[Task statement]: Check each line of the records below and collect those holding "JSON".

[Available data]:
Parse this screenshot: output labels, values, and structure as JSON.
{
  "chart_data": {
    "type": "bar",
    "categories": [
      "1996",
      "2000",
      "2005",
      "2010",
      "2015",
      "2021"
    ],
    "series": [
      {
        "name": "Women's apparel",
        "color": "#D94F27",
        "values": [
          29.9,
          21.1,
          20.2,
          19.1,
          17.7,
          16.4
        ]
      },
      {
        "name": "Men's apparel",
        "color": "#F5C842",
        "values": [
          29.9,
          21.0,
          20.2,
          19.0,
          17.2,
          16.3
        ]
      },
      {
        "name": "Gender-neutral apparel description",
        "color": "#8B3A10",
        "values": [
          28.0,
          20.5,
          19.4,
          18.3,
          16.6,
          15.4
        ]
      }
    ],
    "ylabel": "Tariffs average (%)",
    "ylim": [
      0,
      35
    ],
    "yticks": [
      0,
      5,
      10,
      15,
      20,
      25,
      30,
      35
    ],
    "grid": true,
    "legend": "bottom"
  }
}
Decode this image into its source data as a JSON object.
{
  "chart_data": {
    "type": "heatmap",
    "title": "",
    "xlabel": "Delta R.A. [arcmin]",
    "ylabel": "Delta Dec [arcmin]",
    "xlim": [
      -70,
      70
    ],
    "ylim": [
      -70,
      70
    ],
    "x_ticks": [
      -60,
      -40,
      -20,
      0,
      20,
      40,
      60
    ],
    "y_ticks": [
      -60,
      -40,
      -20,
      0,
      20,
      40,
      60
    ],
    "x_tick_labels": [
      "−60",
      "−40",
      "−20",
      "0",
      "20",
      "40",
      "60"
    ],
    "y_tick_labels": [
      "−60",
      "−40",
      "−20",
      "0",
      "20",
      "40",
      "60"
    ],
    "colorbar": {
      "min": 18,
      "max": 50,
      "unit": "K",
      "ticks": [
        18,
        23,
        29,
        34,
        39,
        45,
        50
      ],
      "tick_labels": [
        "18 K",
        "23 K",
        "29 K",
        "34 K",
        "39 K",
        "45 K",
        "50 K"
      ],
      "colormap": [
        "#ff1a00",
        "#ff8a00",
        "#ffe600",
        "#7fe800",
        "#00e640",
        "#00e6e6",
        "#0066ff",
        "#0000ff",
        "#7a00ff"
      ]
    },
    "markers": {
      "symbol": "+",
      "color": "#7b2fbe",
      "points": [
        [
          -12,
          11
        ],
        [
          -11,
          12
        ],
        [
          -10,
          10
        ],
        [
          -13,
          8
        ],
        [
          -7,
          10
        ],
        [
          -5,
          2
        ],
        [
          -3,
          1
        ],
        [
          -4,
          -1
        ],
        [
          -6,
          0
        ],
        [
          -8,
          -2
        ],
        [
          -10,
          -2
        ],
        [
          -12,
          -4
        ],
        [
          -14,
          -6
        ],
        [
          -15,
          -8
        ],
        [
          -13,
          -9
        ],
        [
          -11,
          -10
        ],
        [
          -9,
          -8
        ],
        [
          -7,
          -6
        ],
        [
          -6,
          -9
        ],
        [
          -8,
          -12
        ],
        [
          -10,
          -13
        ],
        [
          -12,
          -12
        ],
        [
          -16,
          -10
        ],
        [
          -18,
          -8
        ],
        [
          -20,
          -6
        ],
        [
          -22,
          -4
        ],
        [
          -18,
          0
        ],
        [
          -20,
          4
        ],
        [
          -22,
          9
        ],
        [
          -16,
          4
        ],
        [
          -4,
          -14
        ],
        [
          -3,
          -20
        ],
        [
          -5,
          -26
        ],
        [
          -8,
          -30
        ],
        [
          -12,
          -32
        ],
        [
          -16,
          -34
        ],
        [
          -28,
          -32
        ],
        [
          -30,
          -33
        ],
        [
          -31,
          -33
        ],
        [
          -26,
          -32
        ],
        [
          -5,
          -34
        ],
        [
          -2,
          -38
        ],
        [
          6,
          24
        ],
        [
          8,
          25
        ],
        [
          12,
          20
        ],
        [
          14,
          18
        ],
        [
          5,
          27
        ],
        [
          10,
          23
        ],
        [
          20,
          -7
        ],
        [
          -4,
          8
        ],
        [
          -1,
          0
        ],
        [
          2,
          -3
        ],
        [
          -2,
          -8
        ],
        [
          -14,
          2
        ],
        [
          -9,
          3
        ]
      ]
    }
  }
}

[Exercise solution]:
Parse this screenshot: output labels, values, and structure as JSON.
Decode this image into its source data as a JSON object.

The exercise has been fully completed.